*Exercise description*: Exactly reproduce all the records, keeping pictures out of the copy.

*Record set*:
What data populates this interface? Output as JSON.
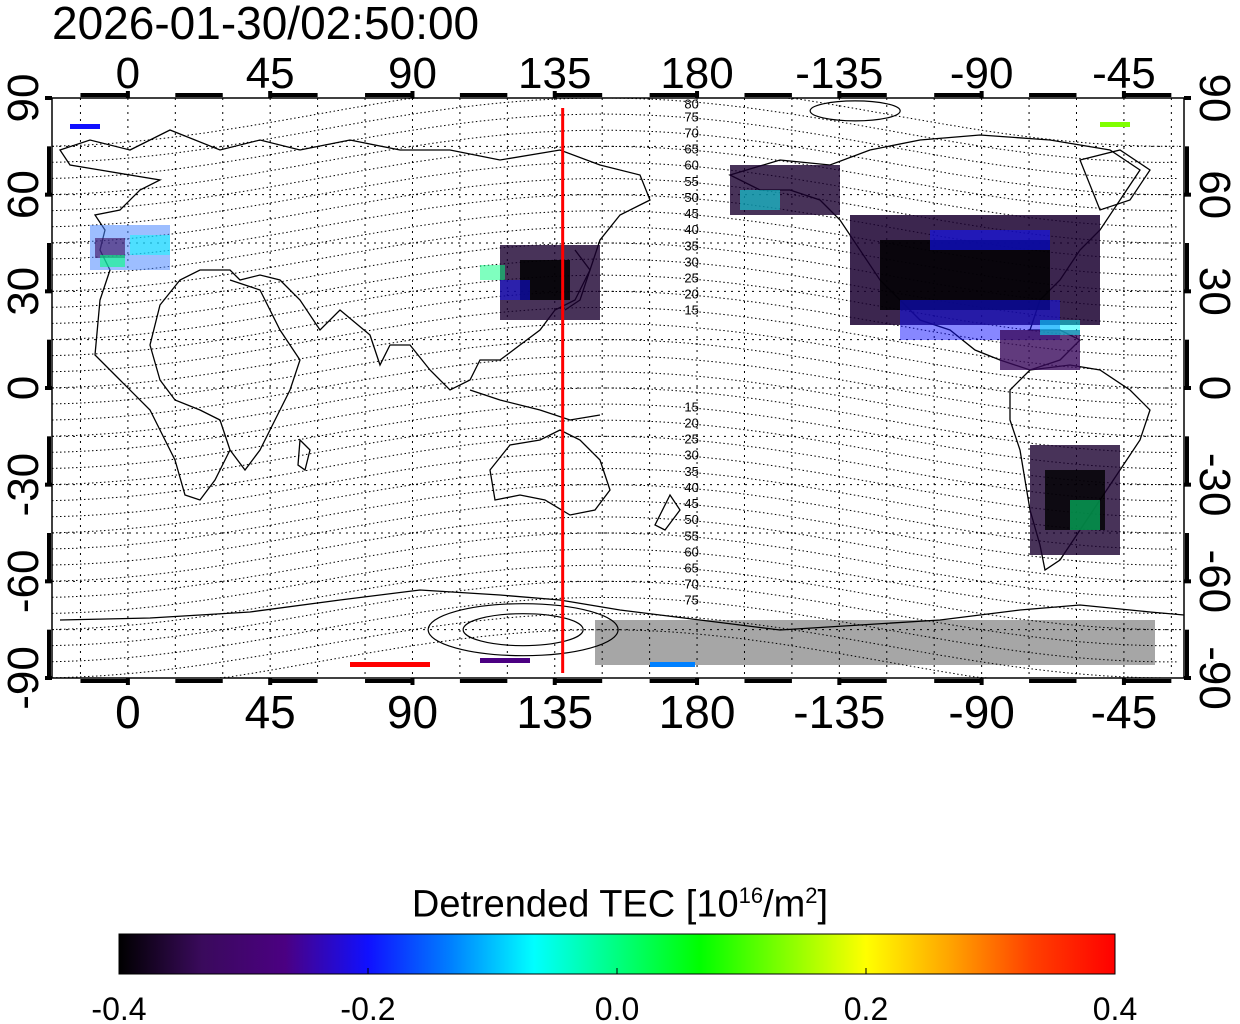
{
  "timestamp": "2026-01-30/02:50:00",
  "map": {
    "lon_ticks": [
      "0",
      "45",
      "90",
      "135",
      "180",
      "-135",
      "-90",
      "-45"
    ],
    "lon_values": [
      0,
      45,
      90,
      135,
      180,
      225,
      270,
      315
    ],
    "lat_ticks": [
      "90",
      "60",
      "30",
      "0",
      "-30",
      "-60",
      "-90"
    ],
    "lat_values": [
      90,
      60,
      30,
      0,
      -30,
      -60,
      -90
    ],
    "lon_range": [
      -24,
      334
    ],
    "lat_range": [
      -90,
      90
    ],
    "marker_longitude": 137.5,
    "marker_color": "#ff0000",
    "contour_labels_north": [
      "80",
      "75",
      "70",
      "65",
      "60",
      "55",
      "50",
      "45",
      "40",
      "35",
      "30",
      "25",
      "20",
      "15"
    ],
    "contour_labels_south": [
      "15",
      "20",
      "25",
      "30",
      "35",
      "40",
      "45",
      "50",
      "55",
      "60",
      "65",
      "70",
      "75"
    ]
  },
  "colorbar": {
    "title_prefix": "Detrended TEC  [10",
    "title_exp": "16",
    "title_mid": "/m",
    "title_exp2": "2",
    "title_suffix": "]",
    "min": -0.4,
    "max": 0.4,
    "tick_labels": [
      "-0.4",
      "-0.2",
      "0.0",
      "0.2",
      "0.4"
    ],
    "colors": [
      "#000000",
      "#3a0a5c",
      "#4b0082",
      "#1010ff",
      "#0080ff",
      "#00ffff",
      "#00ff80",
      "#00ff00",
      "#80ff00",
      "#ffff00",
      "#ffa500",
      "#ff4000",
      "#ff0000"
    ]
  }
}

*Solution to this exercise*:
What data populates this interface? Output as JSON.
{
  "timestamp": "2026-01-30/02:50:00",
  "map": {
    "lon_ticks": [
      "0",
      "45",
      "90",
      "135",
      "180",
      "-135",
      "-90",
      "-45"
    ],
    "lon_values": [
      0,
      45,
      90,
      135,
      180,
      225,
      270,
      315
    ],
    "lat_ticks": [
      "90",
      "60",
      "30",
      "0",
      "-30",
      "-60",
      "-90"
    ],
    "lat_values": [
      90,
      60,
      30,
      0,
      -30,
      -60,
      -90
    ],
    "lon_range": [
      -24,
      334
    ],
    "lat_range": [
      -90,
      90
    ],
    "marker_longitude": 137.5,
    "marker_color": "#ff0000",
    "contour_labels_north": [
      "80",
      "75",
      "70",
      "65",
      "60",
      "55",
      "50",
      "45",
      "40",
      "35",
      "30",
      "25",
      "20",
      "15"
    ],
    "contour_labels_south": [
      "15",
      "20",
      "25",
      "30",
      "35",
      "40",
      "45",
      "50",
      "55",
      "60",
      "65",
      "70",
      "75"
    ]
  },
  "colorbar": {
    "title_prefix": "Detrended TEC  [10",
    "title_exp": "16",
    "title_mid": "/m",
    "title_exp2": "2",
    "title_suffix": "]",
    "min": -0.4,
    "max": 0.4,
    "tick_labels": [
      "-0.4",
      "-0.2",
      "0.0",
      "0.2",
      "0.4"
    ],
    "colors": [
      "#000000",
      "#3a0a5c",
      "#4b0082",
      "#1010ff",
      "#0080ff",
      "#00ffff",
      "#00ff80",
      "#00ff00",
      "#80ff00",
      "#ffff00",
      "#ffa500",
      "#ff4000",
      "#ff0000"
    ]
  }
}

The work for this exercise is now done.